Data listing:

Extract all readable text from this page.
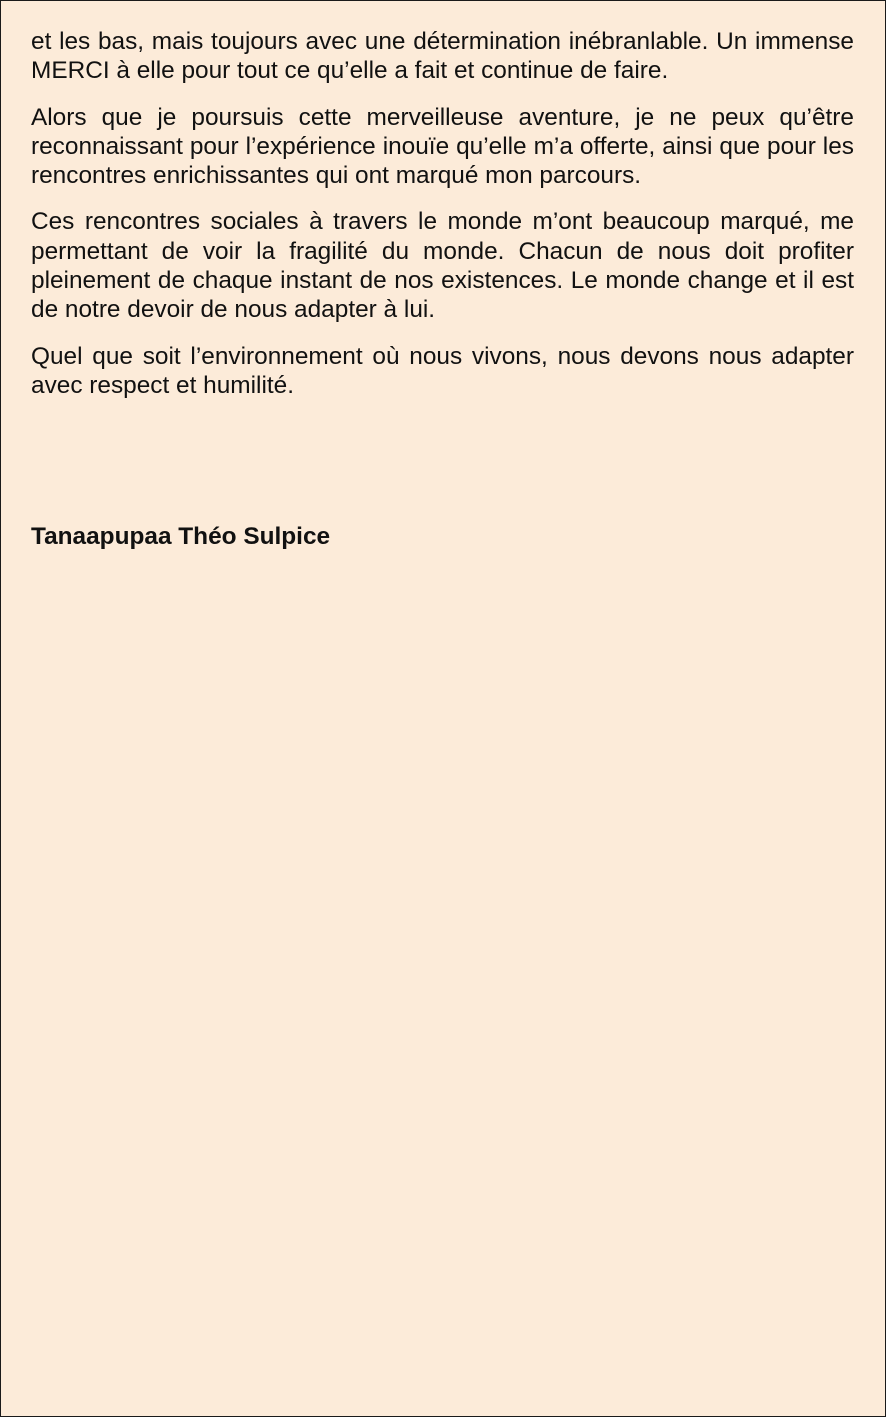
et les bas, mais toujours avec une détermination inébranlable. Un immense MERCI à elle pour tout ce qu’elle a fait et continue de faire.

Alors que je poursuis cette merveilleuse aventure, je ne peux qu’être reconnaissant pour l’expérience inouïe qu’elle m’a offerte, ainsi que pour les rencontres enrichissantes qui ont marqué mon parcours.

Ces rencontres sociales à travers le monde m’ont beaucoup marqué, me permettant de voir la fragilité du monde. Chacun de nous doit profiter pleinement de chaque instant de nos existences. Le monde change et il est de notre devoir de nous adapter à lui.

Quel que soit l’environnement où nous vivons, nous devons nous adapter avec respect et humilité.

Tanaapupaa Théo Sulpice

## STATED PROBLEM
Transcribe the records above exactly as they appear, leaving out any pictures.

## THE ANSWER
Extract all readable text from this page.
et les bas, mais toujours avec une détermination inébranlable. Un immense MERCI à elle pour tout ce qu’elle a fait et continue de faire.

Alors que je poursuis cette merveilleuse aventure, je ne peux qu’être reconnaissant pour l’expérience inouïe qu’elle m’a offerte, ainsi que pour les rencontres enrichissantes qui ont marqué mon parcours.

Ces rencontres sociales à travers le monde m’ont beaucoup marqué, me permettant de voir la fragilité du monde. Chacun de nous doit profiter pleinement de chaque instant de nos existences. Le monde change et il est de notre devoir de nous adapter à lui.

Quel que soit l’environnement où nous vivons, nous devons nous adapter avec respect et humilité.

Tanaapupaa Théo Sulpice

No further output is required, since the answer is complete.